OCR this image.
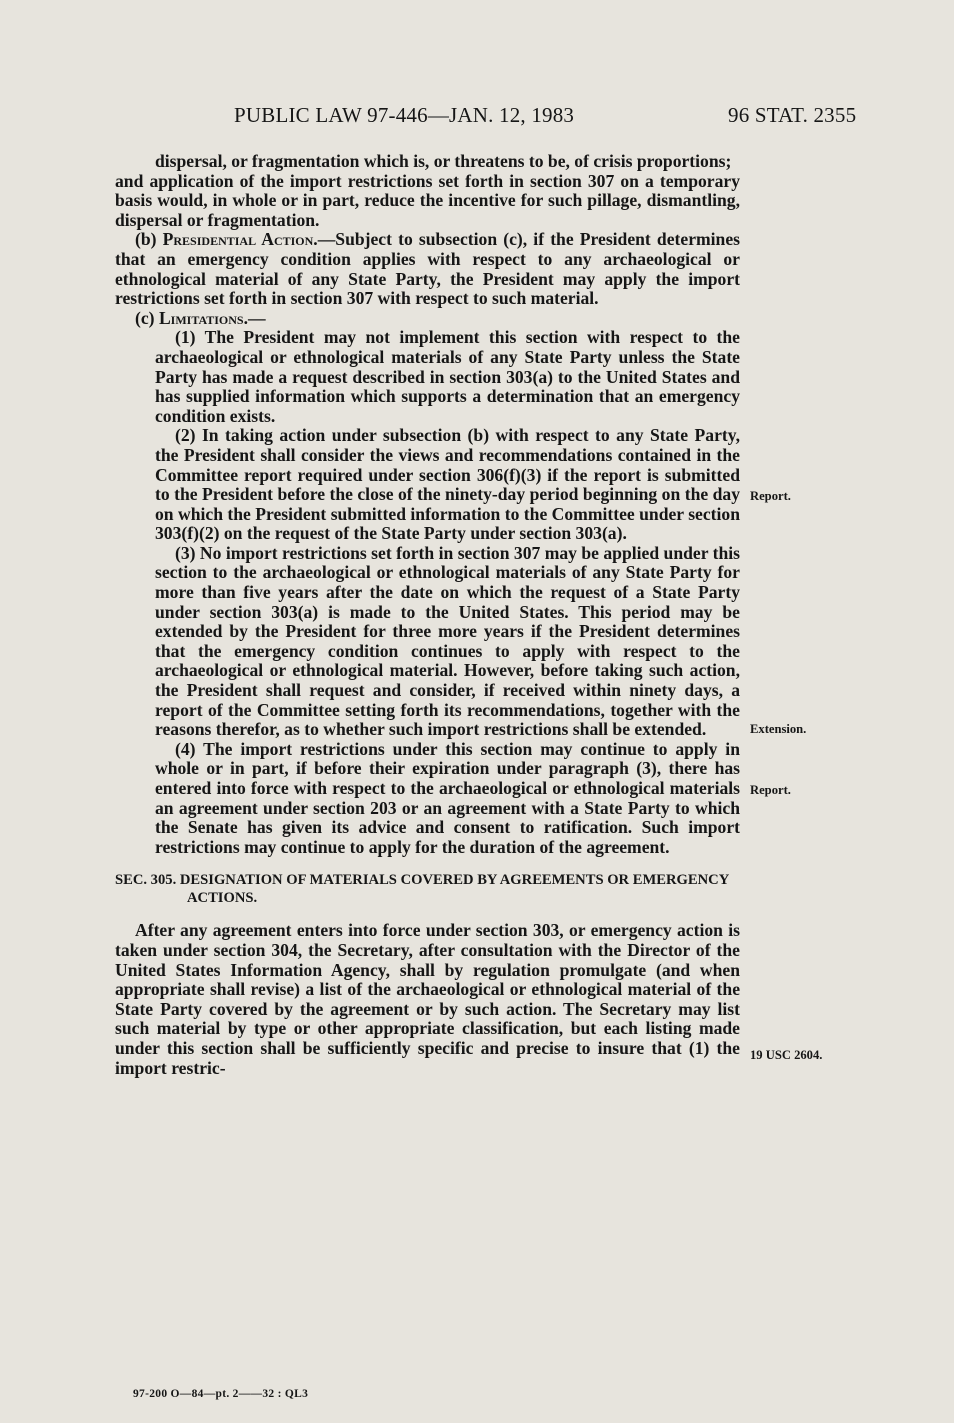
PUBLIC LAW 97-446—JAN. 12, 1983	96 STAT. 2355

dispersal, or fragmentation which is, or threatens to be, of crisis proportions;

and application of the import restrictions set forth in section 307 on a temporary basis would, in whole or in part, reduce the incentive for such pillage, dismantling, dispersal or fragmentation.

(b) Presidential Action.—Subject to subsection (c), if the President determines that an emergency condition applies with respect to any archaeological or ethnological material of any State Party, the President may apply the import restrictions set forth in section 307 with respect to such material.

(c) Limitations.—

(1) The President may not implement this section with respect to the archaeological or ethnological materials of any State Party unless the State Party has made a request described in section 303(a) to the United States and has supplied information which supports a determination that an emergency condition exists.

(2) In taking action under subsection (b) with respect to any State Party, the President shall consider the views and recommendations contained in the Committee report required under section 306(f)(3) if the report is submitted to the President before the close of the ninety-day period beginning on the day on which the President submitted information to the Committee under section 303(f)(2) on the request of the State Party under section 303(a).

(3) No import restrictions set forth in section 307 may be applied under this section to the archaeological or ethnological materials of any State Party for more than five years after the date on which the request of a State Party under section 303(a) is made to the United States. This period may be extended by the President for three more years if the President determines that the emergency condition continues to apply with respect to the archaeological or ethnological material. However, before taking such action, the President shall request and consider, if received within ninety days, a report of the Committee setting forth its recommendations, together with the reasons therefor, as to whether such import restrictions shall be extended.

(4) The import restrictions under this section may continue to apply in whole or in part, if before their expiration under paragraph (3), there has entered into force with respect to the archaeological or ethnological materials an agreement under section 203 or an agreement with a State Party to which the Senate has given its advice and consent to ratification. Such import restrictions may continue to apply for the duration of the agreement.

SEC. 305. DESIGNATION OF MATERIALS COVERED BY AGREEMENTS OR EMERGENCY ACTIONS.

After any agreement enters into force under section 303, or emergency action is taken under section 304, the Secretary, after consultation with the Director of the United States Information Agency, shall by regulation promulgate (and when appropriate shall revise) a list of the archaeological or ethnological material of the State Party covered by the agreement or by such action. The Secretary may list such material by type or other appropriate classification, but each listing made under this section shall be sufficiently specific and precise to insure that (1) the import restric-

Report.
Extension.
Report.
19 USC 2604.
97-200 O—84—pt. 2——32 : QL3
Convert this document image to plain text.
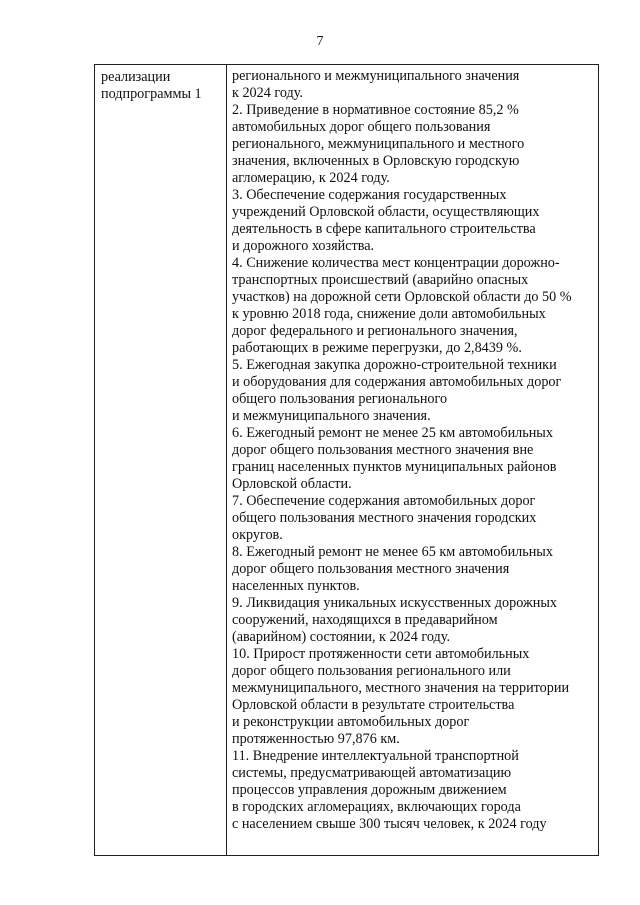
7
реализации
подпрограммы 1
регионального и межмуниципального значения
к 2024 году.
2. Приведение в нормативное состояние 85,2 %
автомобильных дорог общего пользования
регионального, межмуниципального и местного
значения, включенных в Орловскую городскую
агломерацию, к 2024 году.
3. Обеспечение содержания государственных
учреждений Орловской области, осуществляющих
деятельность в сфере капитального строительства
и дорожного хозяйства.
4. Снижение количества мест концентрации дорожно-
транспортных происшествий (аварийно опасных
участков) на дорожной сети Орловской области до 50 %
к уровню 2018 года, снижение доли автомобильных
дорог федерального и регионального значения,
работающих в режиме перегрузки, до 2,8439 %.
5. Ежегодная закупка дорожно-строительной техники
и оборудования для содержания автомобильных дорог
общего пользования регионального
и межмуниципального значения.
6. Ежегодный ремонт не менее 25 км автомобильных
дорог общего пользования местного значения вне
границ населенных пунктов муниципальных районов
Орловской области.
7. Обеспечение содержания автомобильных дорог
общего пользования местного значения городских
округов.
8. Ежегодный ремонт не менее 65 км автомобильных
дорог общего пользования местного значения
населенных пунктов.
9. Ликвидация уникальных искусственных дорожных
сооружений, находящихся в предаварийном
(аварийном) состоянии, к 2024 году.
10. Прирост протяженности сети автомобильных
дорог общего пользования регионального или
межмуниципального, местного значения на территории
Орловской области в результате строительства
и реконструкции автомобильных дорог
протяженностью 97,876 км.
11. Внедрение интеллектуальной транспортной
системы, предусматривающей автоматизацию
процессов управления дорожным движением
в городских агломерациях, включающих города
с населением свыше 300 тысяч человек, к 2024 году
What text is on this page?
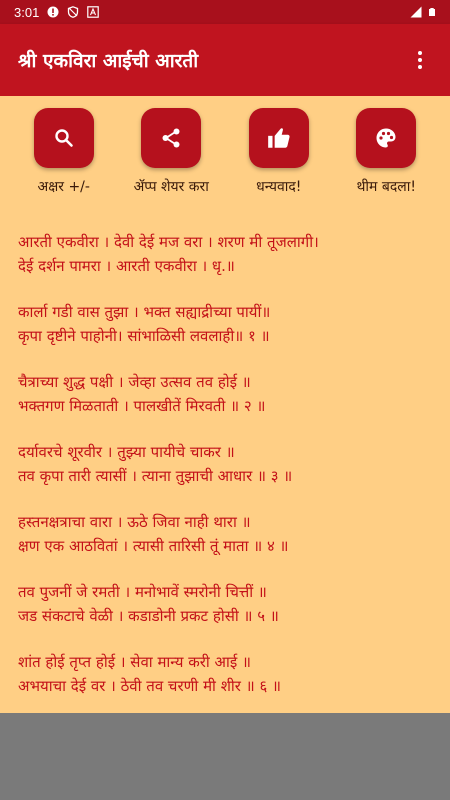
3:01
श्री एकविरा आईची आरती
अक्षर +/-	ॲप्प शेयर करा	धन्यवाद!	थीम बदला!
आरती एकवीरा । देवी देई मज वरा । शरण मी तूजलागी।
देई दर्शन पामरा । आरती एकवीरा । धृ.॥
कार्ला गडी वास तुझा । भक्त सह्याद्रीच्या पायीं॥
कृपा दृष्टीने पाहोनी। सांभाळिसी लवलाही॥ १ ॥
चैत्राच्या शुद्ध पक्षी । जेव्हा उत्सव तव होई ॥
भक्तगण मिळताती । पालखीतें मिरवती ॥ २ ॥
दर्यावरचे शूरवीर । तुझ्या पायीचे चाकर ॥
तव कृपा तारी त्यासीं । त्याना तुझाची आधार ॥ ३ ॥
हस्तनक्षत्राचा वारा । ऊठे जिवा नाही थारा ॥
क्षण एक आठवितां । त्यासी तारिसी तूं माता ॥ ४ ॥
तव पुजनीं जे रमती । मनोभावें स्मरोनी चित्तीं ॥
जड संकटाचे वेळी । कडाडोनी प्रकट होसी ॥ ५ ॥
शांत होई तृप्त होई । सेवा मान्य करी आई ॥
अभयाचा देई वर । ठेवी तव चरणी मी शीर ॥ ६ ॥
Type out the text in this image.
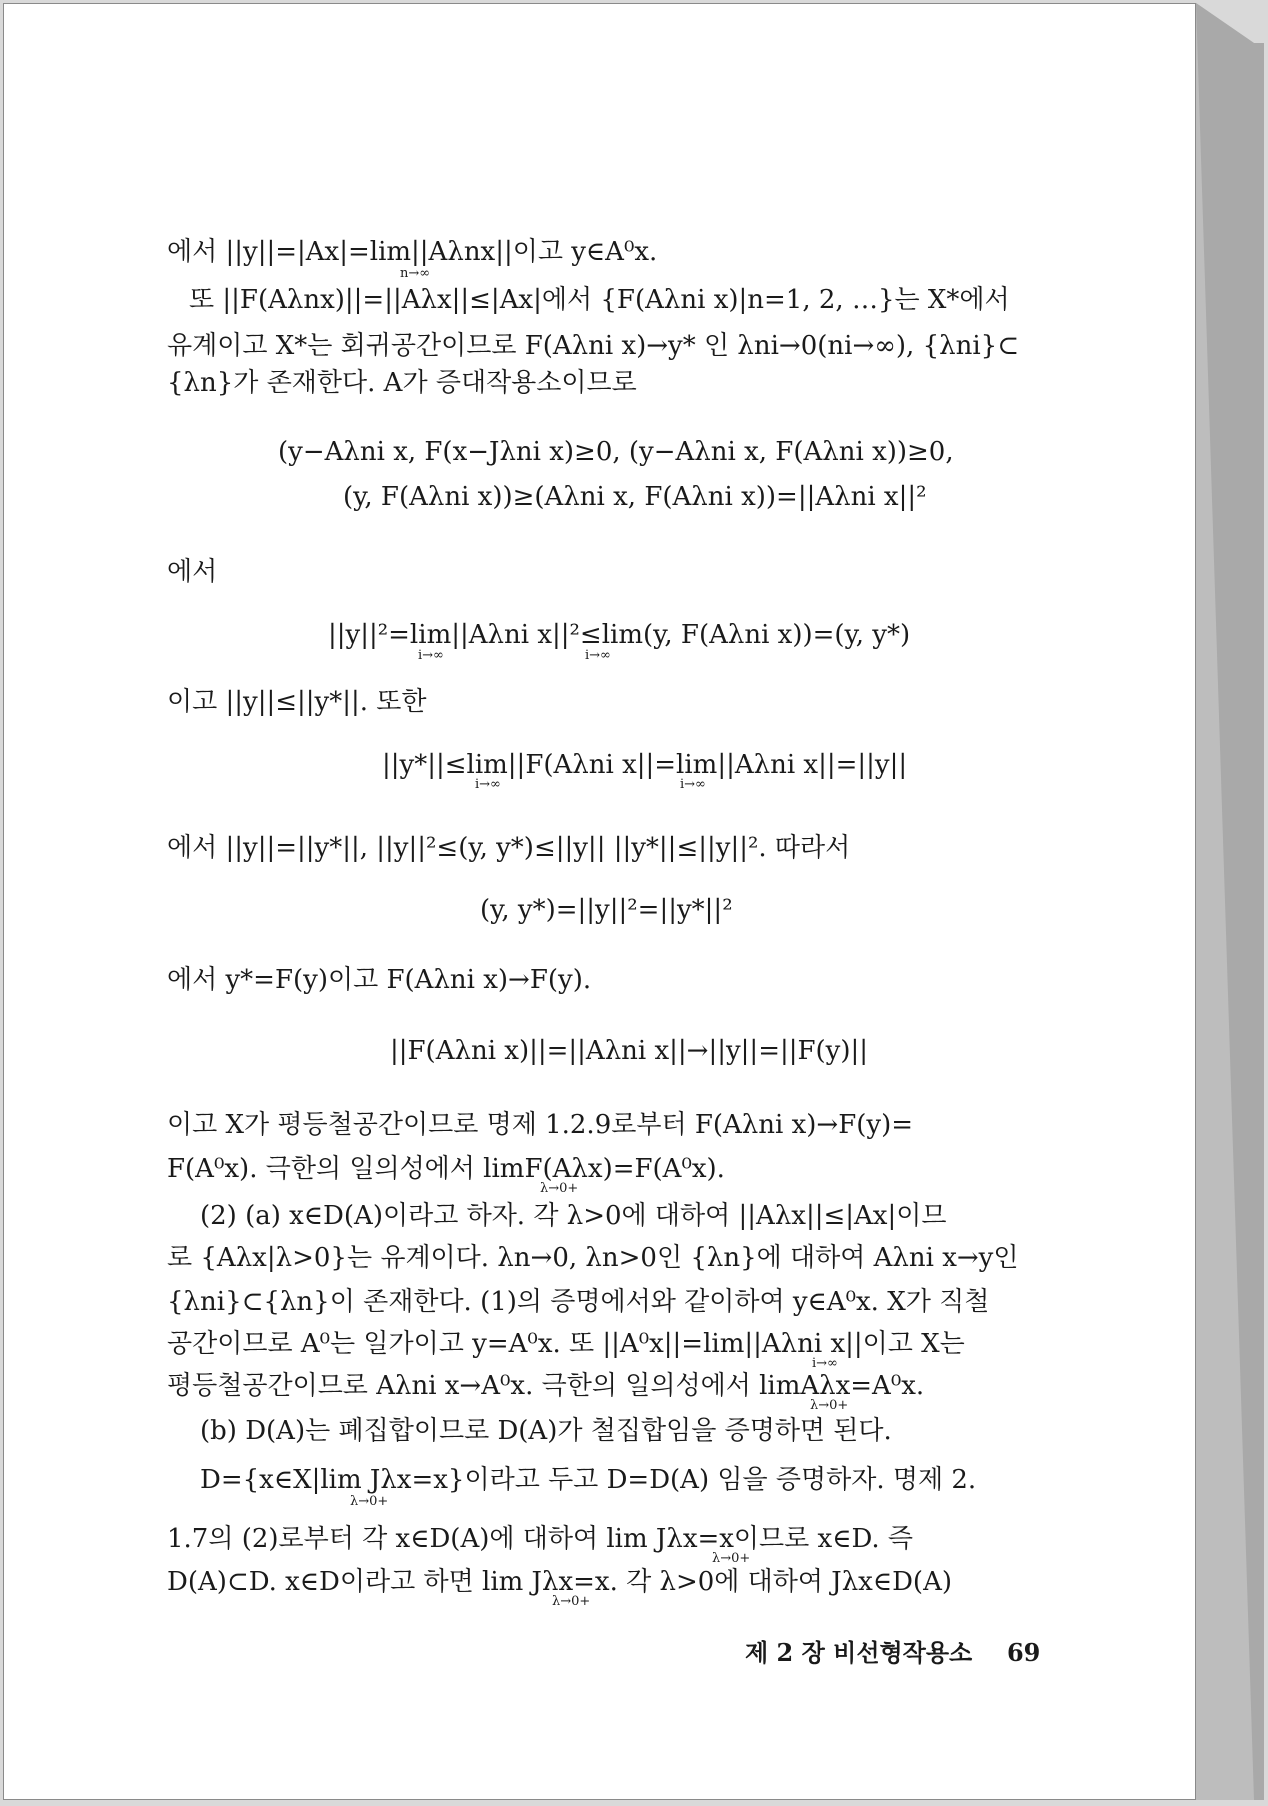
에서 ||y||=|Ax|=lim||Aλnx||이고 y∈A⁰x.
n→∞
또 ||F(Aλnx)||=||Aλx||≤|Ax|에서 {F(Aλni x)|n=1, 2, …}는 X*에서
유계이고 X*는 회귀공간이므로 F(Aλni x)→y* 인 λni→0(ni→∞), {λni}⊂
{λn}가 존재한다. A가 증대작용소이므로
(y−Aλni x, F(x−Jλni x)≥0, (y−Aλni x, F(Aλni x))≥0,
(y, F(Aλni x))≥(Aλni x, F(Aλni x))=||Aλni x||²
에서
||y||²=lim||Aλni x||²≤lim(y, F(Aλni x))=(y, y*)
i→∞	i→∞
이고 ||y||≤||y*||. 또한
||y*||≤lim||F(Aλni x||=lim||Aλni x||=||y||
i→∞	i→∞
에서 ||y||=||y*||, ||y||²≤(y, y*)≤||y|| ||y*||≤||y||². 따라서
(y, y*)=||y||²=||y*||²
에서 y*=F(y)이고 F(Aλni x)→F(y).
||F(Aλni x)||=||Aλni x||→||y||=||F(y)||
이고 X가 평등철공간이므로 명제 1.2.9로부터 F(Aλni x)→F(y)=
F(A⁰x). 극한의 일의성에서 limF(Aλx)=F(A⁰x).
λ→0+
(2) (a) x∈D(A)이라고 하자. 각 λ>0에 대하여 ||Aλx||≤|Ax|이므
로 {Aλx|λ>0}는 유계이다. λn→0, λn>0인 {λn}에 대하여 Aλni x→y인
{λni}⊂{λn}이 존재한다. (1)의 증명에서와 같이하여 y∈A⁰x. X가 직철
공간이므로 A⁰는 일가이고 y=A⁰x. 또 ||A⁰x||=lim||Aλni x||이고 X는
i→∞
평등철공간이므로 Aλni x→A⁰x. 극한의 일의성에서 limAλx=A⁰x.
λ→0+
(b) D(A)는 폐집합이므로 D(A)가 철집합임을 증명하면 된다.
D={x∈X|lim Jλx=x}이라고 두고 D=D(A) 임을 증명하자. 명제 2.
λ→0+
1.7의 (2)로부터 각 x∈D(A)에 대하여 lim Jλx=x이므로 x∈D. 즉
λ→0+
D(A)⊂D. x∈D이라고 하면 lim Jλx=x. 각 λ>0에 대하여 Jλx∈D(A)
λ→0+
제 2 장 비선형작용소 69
***
Return each line from the material above exactly, but not the pictures.

OCR this image.
PUBLIC LAW 97-446—JAN. 12, 1983	96 STAT. 2355

dispersal, or fragmentation which is, or threatens to be, of crisis proportions;

and application of the import restrictions set forth in section 307 on a temporary basis would, in whole or in part, reduce the incentive for such pillage, dismantling, dispersal or fragmentation.

(b) Presidential Action.—Subject to subsection (c), if the President determines that an emergency condition applies with respect to any archaeological or ethnological material of any State Party, the President may apply the import restrictions set forth in section 307 with respect to such material.

(c) Limitations.—

(1) The President may not implement this section with respect to the archaeological or ethnological materials of any State Party unless the State Party has made a request described in section 303(a) to the United States and has supplied information which supports a determination that an emergency condition exists.

(2) In taking action under subsection (b) with respect to any State Party, the President shall consider the views and recommendations contained in the Committee report required under section 306(f)(3) if the report is submitted to the President before the close of the ninety-day period beginning on the day on which the President submitted information to the Committee under section 303(f)(2) on the request of the State Party under section 303(a).

(3) No import restrictions set forth in section 307 may be applied under this section to the archaeological or ethnological materials of any State Party for more than five years after the date on which the request of a State Party under section 303(a) is made to the United States. This period may be extended by the President for three more years if the President determines that the emergency condition continues to apply with respect to the archaeological or ethnological material. However, before taking such action, the President shall request and consider, if received within ninety days, a report of the Committee setting forth its recommendations, together with the reasons therefor, as to whether such import restrictions shall be extended.

(4) The import restrictions under this section may continue to apply in whole or in part, if before their expiration under paragraph (3), there has entered into force with respect to the archaeological or ethnological materials an agreement under section 203 or an agreement with a State Party to which the Senate has given its advice and consent to ratification. Such import restrictions may continue to apply for the duration of the agreement.

SEC. 305. DESIGNATION OF MATERIALS COVERED BY AGREEMENTS OR EMERGENCY ACTIONS.

After any agreement enters into force under section 303, or emergency action is taken under section 304, the Secretary, after consultation with the Director of the United States Information Agency, shall by regulation promulgate (and when appropriate shall revise) a list of the archaeological or ethnological material of the State Party covered by the agreement or by such action. The Secretary may list such material by type or other appropriate classification, but each listing made under this section shall be sufficiently specific and precise to insure that (1) the import restric-

Report.
Extension.
Report.
19 USC 2604.
97-200 O—84—pt. 2——32 : QL3
Convert this document image to plain text.
7
реализации
подпрограммы 1
регионального и межмуниципального значения
к 2024 году.
2. Приведение в нормативное состояние 85,2 %
автомобильных дорог общего пользования
регионального, межмуниципального и местного
значения, включенных в Орловскую городскую
агломерацию, к 2024 году.
3. Обеспечение содержания государственных
учреждений Орловской области, осуществляющих
деятельность в сфере капитального строительства
и дорожного хозяйства.
4. Снижение количества мест концентрации дорожно-
транспортных происшествий (аварийно опасных
участков) на дорожной сети Орловской области до 50 %
к уровню 2018 года, снижение доли автомобильных
дорог федерального и регионального значения,
работающих в режиме перегрузки, до 2,8439 %.
5. Ежегодная закупка дорожно-строительной техники
и оборудования для содержания автомобильных дорог
общего пользования регионального
и межмуниципального значения.
6. Ежегодный ремонт не менее 25 км автомобильных
дорог общего пользования местного значения вне
границ населенных пунктов муниципальных районов
Орловской области.
7. Обеспечение содержания автомобильных дорог
общего пользования местного значения городских
округов.
8. Ежегодный ремонт не менее 65 км автомобильных
дорог общего пользования местного значения
населенных пунктов.
9. Ликвидация уникальных искусственных дорожных
сооружений, находящихся в предаварийном
(аварийном) состоянии, к 2024 году.
10. Прирост протяженности сети автомобильных
дорог общего пользования регионального или
межмуниципального, местного значения на территории
Орловской области в результате строительства
и реконструкции автомобильных дорог
протяженностью 97,876 км.
11. Внедрение интеллектуальной транспортной
системы, предусматривающей автоматизацию
процессов управления дорожным движением
в городских агломерациях, включающих города
с населением свыше 300 тысяч человек, к 2024 году
What text is on this page?
3:01
श्री एकविरा आईची आरती
अक्षर +/-	ॲप्प शेयर करा	धन्यवाद!	थीम बदला!
आरती एकवीरा । देवी देई मज वरा । शरण मी तूजलागी।
देई दर्शन पामरा । आरती एकवीरा । धृ.॥
कार्ला गडी वास तुझा । भक्त सह्याद्रीच्या पायीं॥
कृपा दृष्टीने पाहोनी। सांभाळिसी लवलाही॥ १ ॥
चैत्राच्या शुद्ध पक्षी । जेव्हा उत्सव तव होई ॥
भक्तगण मिळताती । पालखीतें मिरवती ॥ २ ॥
दर्यावरचे शूरवीर । तुझ्या पायीचे चाकर ॥
तव कृपा तारी त्यासीं । त्याना तुझाची आधार ॥ ३ ॥
हस्तनक्षत्राचा वारा । ऊठे जिवा नाही थारा ॥
क्षण एक आठवितां । त्यासी तारिसी तूं माता ॥ ४ ॥
तव पुजनीं जे रमती । मनोभावें स्मरोनी चित्तीं ॥
जड संकटाचे वेळी । कडाडोनी प्रकट होसी ॥ ५ ॥
शांत होई तृप्त होई । सेवा मान्य करी आई ॥
अभयाचा देई वर । ठेवी तव चरणी मी शीर ॥ ६ ॥
Type out the text in this image.
에서 ||y||=|Ax|=lim||Aλnx||이고 y∈A⁰x.
n→∞
또 ||F(Aλnx)||=||Aλx||≤|Ax|에서 {F(Aλni x)|n=1, 2, …}는 X*에서
유계이고 X*는 회귀공간이므로 F(Aλni x)→y* 인 λni→0(ni→∞), {λni}⊂
{λn}가 존재한다. A가 증대작용소이므로
(y−Aλni x, F(x−Jλni x)≥0, (y−Aλni x, F(Aλni x))≥0,
(y, F(Aλni x))≥(Aλni x, F(Aλni x))=||Aλni x||²
에서
||y||²=lim||Aλni x||²≤lim(y, F(Aλni x))=(y, y*)
i→∞	i→∞
이고 ||y||≤||y*||. 또한
||y*||≤lim||F(Aλni x||=lim||Aλni x||=||y||
i→∞	i→∞
에서 ||y||=||y*||, ||y||²≤(y, y*)≤||y|| ||y*||≤||y||². 따라서
(y, y*)=||y||²=||y*||²
에서 y*=F(y)이고 F(Aλni x)→F(y).
||F(Aλni x)||=||Aλni x||→||y||=||F(y)||
이고 X가 평등철공간이므로 명제 1.2.9로부터 F(Aλni x)→F(y)=
F(A⁰x). 극한의 일의성에서 limF(Aλx)=F(A⁰x).
λ→0+
(2) (a) x∈D(A)이라고 하자. 각 λ>0에 대하여 ||Aλx||≤|Ax|이므
로 {Aλx|λ>0}는 유계이다. λn→0, λn>0인 {λn}에 대하여 Aλni x→y인
{λni}⊂{λn}이 존재한다. (1)의 증명에서와 같이하여 y∈A⁰x. X가 직철
공간이므로 A⁰는 일가이고 y=A⁰x. 또 ||A⁰x||=lim||Aλni x||이고 X는
i→∞
평등철공간이므로 Aλni x→A⁰x. 극한의 일의성에서 limAλx=A⁰x.
λ→0+
(b) D(A)는 폐집합이므로 D(A)가 철집합임을 증명하면 된다.
D={x∈X|lim Jλx=x}이라고 두고 D=D(A) 임을 증명하자. 명제 2.
λ→0+
1.7의 (2)로부터 각 x∈D(A)에 대하여 lim Jλx=x이므로 x∈D. 즉
λ→0+
D(A)⊂D. x∈D이라고 하면 lim Jλx=x. 각 λ>0에 대하여 Jλx∈D(A)
λ→0+
제 2 장 비선형작용소 69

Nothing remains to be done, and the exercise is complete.